### YOUR OBJECTIVE
Each line below is to be written out in full, exactly as shown.

### ITEMS

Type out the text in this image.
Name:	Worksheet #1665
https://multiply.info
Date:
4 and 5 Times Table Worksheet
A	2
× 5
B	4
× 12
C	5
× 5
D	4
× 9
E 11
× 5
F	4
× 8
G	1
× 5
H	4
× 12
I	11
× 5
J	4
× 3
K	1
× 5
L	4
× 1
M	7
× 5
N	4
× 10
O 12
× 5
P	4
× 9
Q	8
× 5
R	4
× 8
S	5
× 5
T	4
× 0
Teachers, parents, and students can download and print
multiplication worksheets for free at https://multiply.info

### OUTPUT OF THE TASK
Type out the text in this image.
Name:	Worksheet #1665
https://multiply.info
Date:
4 and 5 Times Table Worksheet
A	2
× 5
B	4
× 12
C	5
× 5
D	4
× 9
E 11
× 5
F	4
× 8
G	1
× 5
H	4
× 12
I	11
× 5
J	4
× 3
K	1
× 5
L	4
× 1
M	7
× 5
N	4
× 10
O 12
× 5
P	4
× 9
Q	8
× 5
R	4
× 8
S	5
× 5
T	4
× 0
Teachers, parents, and students can download and print
multiplication worksheets for free at https://multiply.info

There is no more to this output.